### What the exercise asks
From the listing below, pick out each line with the word "Henderson".

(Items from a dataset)
──────────
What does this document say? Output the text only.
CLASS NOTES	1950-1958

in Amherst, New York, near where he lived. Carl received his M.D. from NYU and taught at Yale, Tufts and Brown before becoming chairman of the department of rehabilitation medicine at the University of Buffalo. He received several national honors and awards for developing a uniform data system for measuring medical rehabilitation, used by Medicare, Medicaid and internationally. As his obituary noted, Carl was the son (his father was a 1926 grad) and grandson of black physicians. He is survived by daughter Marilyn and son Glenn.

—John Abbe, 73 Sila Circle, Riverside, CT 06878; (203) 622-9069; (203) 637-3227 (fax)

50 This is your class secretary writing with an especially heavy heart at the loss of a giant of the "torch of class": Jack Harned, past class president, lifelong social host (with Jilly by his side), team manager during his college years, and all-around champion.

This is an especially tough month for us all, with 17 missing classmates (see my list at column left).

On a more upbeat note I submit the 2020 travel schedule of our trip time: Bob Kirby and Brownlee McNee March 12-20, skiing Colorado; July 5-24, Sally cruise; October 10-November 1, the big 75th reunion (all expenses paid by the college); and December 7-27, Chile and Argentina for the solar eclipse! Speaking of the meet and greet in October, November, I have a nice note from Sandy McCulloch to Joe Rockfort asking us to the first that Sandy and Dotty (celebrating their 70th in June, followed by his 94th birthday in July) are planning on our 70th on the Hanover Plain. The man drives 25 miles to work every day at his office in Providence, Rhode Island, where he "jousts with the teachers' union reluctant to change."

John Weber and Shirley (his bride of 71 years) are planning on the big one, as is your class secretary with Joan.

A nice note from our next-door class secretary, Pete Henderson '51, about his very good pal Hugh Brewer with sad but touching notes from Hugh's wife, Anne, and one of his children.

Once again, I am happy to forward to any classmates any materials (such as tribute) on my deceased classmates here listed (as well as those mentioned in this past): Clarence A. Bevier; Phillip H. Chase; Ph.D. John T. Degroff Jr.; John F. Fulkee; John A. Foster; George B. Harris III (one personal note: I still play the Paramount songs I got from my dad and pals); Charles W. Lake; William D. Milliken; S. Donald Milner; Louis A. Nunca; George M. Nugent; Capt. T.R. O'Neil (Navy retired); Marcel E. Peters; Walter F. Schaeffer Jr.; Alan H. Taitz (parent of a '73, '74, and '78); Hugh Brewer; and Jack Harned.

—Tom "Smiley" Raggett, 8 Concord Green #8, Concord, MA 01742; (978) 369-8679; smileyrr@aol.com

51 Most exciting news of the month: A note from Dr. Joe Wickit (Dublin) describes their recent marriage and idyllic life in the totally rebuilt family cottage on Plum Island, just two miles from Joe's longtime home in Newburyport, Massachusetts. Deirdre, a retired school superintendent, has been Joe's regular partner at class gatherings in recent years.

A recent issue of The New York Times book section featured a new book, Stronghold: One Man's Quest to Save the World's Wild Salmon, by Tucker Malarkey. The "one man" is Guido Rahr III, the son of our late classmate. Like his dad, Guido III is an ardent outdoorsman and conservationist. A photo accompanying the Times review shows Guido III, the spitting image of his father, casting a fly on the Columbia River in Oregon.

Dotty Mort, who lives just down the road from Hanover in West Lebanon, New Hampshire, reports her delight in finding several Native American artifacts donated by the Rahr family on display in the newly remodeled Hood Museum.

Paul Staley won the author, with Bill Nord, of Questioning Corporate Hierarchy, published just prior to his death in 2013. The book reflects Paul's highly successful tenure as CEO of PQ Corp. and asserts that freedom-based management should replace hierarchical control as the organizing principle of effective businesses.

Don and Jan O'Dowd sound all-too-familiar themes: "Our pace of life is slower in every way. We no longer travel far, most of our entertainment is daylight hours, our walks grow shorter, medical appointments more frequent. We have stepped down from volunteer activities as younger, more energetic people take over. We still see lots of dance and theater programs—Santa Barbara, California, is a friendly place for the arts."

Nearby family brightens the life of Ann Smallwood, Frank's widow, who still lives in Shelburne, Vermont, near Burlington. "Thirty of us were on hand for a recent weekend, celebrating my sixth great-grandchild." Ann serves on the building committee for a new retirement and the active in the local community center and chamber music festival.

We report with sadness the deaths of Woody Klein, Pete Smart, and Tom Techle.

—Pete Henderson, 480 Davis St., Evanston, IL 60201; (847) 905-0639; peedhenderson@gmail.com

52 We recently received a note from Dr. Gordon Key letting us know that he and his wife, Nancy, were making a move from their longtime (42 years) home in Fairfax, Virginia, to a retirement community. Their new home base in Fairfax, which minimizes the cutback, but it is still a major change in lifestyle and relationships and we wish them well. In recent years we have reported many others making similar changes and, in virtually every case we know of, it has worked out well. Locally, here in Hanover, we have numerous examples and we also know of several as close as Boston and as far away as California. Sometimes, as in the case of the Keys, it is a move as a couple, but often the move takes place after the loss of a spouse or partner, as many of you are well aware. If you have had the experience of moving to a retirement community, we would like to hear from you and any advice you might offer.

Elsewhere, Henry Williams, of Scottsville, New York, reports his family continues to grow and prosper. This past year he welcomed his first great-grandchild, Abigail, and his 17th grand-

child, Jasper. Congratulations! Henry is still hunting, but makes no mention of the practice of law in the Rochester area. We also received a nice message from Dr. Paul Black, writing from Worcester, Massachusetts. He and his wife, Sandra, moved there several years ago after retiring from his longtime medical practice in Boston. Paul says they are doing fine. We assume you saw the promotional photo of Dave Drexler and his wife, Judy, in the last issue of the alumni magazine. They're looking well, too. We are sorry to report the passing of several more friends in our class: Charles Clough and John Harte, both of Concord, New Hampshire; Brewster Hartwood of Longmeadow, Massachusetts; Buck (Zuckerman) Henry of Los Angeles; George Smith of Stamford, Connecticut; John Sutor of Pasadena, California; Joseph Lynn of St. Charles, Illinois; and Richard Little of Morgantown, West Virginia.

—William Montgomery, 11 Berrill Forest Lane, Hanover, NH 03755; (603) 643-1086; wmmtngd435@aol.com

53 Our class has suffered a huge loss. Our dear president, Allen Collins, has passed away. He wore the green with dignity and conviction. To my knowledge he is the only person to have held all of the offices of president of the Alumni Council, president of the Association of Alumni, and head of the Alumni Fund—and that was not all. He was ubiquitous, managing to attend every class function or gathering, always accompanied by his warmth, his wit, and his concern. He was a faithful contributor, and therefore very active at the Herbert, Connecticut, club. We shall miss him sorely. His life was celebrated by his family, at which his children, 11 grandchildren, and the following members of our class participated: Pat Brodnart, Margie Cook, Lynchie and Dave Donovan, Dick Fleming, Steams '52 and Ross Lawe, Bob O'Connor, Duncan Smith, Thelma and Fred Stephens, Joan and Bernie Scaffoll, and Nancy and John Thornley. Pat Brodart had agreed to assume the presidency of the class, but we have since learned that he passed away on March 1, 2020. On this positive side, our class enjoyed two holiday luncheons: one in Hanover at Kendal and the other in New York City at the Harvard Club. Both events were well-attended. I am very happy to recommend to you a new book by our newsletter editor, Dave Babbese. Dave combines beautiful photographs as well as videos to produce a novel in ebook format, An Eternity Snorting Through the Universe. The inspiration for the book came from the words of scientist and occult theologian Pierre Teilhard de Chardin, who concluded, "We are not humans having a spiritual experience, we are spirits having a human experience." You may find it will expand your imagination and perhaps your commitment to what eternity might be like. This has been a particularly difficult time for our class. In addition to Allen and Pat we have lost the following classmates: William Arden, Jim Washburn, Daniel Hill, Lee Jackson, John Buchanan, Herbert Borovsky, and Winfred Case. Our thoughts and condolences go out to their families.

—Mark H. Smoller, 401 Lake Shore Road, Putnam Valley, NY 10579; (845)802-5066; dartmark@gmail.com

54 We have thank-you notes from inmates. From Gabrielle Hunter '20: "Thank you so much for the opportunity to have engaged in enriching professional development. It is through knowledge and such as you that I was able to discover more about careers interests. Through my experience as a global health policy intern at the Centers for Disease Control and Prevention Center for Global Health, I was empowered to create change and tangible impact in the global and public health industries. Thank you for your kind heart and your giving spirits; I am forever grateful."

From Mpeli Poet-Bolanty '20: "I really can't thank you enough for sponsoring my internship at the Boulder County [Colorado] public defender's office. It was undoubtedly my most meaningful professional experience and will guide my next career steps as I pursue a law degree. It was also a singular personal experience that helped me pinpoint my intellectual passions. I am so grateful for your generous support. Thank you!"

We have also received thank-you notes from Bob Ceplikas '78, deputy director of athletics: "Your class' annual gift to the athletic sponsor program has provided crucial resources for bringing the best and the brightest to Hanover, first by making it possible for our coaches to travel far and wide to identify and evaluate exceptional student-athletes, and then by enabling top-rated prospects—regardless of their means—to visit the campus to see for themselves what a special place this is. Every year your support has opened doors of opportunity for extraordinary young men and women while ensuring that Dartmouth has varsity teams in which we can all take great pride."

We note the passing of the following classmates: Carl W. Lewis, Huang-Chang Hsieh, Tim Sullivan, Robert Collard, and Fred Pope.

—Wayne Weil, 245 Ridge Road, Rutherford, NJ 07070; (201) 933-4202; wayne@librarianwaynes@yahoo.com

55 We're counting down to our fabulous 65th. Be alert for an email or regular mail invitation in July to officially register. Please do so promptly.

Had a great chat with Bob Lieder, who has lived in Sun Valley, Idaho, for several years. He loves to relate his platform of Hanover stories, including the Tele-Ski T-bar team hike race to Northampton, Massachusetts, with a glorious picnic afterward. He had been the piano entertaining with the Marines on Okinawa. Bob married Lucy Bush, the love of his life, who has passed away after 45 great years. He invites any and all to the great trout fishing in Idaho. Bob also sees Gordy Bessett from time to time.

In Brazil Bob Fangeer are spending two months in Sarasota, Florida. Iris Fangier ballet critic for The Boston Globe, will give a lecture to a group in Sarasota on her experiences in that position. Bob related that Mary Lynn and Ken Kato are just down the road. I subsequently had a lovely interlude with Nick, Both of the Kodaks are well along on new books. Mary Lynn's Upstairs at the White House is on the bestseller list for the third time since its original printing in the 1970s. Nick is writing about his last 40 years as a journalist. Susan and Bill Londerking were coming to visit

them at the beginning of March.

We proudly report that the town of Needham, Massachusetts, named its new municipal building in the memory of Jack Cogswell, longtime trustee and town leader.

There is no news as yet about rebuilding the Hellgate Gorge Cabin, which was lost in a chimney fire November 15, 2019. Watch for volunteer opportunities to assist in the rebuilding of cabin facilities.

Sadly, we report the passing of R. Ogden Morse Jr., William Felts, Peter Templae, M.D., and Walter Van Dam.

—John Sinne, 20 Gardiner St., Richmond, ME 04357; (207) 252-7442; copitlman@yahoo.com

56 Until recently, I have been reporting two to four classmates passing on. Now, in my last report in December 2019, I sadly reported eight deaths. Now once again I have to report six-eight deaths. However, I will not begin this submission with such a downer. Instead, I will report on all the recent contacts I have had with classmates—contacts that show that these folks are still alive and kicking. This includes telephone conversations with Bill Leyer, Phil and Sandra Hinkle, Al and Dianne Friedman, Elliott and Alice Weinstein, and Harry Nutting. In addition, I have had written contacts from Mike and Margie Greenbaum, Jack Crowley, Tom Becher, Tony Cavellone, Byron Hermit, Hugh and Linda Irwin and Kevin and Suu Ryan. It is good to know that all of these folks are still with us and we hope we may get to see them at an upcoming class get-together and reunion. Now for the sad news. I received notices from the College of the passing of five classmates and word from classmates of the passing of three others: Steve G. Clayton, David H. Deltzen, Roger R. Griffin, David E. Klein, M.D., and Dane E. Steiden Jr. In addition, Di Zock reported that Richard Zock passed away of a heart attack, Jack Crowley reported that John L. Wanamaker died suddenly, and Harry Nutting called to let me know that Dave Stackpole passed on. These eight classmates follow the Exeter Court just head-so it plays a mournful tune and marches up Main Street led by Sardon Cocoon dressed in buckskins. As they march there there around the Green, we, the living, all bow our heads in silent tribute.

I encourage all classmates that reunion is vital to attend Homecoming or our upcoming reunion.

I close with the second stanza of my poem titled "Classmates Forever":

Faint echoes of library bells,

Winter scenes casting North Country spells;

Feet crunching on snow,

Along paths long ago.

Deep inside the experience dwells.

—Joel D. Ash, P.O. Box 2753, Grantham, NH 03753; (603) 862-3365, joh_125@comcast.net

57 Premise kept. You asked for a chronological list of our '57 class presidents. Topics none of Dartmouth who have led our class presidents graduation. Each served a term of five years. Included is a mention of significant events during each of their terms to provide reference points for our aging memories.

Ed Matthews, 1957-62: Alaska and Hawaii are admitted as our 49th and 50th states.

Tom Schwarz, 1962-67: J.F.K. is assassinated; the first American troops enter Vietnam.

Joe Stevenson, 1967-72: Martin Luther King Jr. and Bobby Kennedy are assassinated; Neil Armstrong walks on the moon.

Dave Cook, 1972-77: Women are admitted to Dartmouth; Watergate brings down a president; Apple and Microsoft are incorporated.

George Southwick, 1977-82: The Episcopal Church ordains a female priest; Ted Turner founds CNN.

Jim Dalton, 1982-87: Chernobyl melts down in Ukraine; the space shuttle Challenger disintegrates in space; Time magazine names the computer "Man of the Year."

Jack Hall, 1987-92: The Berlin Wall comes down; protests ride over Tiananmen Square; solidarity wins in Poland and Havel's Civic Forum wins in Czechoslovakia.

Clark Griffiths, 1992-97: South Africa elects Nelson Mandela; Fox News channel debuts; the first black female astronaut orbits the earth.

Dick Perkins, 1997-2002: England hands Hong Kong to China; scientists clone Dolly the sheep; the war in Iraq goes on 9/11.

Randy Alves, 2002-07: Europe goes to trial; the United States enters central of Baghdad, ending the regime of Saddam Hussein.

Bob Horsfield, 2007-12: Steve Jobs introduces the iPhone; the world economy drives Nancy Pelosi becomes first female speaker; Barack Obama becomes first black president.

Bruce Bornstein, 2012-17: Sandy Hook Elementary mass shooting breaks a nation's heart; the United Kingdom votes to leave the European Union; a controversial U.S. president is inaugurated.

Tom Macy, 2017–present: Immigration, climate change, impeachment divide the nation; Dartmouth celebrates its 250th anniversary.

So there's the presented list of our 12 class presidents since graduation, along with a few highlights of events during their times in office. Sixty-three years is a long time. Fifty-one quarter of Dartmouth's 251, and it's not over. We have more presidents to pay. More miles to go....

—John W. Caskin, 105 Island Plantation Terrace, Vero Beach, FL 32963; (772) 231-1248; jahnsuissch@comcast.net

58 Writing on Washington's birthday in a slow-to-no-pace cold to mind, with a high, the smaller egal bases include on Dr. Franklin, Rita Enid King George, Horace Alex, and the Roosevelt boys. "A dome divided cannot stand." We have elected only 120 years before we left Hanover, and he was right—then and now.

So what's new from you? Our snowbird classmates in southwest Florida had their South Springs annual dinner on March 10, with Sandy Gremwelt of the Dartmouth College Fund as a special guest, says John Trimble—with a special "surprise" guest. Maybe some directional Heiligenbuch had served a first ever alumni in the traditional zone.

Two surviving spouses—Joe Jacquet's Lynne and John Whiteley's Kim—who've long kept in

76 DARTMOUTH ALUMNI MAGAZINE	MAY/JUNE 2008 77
──────────
### Complete answer
A nice note from our next-door class secretary, Pete Henderson '51, about his very good pal Hugh Brewer with sad but touching notes from Hugh's wife, Anne, and one of his children.
—Pete Henderson, 480 Davis St., Evanston, IL 60201; (847) 905-0639; peedhenderson@gmail.com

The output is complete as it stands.